THE DATA
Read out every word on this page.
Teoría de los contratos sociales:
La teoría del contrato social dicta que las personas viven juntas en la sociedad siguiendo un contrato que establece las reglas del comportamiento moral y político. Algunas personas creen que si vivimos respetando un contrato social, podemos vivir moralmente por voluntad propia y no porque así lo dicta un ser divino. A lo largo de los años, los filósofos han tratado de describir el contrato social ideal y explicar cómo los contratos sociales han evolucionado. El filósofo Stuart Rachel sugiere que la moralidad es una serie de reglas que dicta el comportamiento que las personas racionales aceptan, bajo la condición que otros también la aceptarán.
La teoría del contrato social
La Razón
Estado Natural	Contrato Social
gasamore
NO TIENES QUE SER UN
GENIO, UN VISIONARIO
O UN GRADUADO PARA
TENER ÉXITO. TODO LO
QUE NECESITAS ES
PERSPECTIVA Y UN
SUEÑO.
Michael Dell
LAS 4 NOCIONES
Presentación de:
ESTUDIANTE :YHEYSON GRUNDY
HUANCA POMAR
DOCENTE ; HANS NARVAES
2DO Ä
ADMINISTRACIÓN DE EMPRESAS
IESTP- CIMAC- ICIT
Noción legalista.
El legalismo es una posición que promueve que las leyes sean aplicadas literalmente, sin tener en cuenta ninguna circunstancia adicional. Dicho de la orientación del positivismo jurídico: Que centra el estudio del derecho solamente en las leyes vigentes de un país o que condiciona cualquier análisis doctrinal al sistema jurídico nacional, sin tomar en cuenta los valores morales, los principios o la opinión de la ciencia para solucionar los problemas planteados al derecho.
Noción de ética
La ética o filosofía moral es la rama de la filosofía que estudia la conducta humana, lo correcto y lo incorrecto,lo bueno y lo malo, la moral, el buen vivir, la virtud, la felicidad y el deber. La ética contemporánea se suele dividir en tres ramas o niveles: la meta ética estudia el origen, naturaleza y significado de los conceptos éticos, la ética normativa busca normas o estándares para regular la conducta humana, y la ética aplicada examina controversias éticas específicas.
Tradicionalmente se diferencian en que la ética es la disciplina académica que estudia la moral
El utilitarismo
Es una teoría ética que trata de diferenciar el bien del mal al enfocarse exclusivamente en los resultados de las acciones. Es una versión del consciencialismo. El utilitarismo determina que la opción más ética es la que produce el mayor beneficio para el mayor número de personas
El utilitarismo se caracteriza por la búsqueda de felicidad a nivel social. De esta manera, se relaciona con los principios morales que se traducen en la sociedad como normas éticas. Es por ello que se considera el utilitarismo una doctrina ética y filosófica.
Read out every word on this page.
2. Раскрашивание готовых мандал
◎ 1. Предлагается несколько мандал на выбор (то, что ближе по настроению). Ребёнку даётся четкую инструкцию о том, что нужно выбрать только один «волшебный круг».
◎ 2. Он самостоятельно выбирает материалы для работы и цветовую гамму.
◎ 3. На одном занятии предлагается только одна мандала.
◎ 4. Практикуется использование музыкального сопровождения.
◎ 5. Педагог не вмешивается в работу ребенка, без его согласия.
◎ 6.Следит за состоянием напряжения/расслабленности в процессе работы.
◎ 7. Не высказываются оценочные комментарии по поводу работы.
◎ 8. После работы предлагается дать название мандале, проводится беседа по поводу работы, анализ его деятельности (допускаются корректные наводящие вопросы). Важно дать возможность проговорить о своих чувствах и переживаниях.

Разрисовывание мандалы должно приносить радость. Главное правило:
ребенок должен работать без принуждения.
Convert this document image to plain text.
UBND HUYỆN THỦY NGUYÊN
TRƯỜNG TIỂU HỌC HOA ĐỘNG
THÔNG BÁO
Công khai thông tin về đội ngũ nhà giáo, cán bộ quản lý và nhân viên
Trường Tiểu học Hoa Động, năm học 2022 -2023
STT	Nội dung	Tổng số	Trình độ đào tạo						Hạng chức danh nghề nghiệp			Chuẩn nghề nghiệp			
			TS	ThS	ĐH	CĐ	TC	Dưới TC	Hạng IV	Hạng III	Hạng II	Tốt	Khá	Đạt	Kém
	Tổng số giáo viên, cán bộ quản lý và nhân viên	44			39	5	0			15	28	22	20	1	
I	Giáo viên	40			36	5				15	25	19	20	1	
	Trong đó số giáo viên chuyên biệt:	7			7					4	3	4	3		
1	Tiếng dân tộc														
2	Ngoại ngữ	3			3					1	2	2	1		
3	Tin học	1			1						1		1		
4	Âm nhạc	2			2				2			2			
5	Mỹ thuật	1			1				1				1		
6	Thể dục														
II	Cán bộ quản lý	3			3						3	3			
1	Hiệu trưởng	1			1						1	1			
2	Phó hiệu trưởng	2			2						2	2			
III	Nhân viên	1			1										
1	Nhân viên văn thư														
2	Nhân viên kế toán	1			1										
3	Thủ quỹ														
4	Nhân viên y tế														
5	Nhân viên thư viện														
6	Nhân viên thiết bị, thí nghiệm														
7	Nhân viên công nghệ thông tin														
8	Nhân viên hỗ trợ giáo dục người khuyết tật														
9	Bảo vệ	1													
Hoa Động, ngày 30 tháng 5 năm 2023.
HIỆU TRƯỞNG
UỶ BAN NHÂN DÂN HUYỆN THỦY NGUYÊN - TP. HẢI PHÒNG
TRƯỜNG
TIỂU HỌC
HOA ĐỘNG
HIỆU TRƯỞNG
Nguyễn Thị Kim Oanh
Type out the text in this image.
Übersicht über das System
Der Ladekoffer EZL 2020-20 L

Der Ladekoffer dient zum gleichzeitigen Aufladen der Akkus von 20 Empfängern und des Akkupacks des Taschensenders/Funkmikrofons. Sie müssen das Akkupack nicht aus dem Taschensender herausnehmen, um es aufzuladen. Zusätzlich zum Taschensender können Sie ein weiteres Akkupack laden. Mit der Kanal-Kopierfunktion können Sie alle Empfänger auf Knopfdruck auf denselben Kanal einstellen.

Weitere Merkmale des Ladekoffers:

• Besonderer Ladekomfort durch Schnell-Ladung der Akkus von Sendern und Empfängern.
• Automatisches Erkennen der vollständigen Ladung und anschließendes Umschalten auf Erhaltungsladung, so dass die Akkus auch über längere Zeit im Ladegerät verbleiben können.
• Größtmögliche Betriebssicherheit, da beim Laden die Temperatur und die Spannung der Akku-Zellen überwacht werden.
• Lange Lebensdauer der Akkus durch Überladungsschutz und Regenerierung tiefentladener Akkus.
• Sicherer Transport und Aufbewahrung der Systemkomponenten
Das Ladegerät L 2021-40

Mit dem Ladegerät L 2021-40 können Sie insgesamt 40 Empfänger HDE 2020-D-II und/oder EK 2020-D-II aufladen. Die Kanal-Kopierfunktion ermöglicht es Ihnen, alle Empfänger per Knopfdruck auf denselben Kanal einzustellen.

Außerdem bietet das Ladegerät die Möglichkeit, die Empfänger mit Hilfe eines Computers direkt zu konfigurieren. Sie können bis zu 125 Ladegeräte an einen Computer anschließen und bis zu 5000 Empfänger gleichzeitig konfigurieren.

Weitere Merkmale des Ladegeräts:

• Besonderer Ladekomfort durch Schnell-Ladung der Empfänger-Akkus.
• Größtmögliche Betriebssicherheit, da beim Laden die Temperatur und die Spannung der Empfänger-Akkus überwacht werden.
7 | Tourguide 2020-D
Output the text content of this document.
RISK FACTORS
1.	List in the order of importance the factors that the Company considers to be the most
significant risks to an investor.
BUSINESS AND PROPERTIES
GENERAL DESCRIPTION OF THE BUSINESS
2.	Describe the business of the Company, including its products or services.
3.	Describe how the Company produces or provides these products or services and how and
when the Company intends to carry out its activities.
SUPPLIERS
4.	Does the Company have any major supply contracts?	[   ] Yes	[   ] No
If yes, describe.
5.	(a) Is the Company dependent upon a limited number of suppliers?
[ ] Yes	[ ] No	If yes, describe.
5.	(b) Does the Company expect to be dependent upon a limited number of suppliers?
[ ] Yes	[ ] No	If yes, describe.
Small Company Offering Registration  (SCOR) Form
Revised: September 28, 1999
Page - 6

OBJECTIVE
Answer only with how many lines in the records include "beim".

THE COMPLETED TASK
2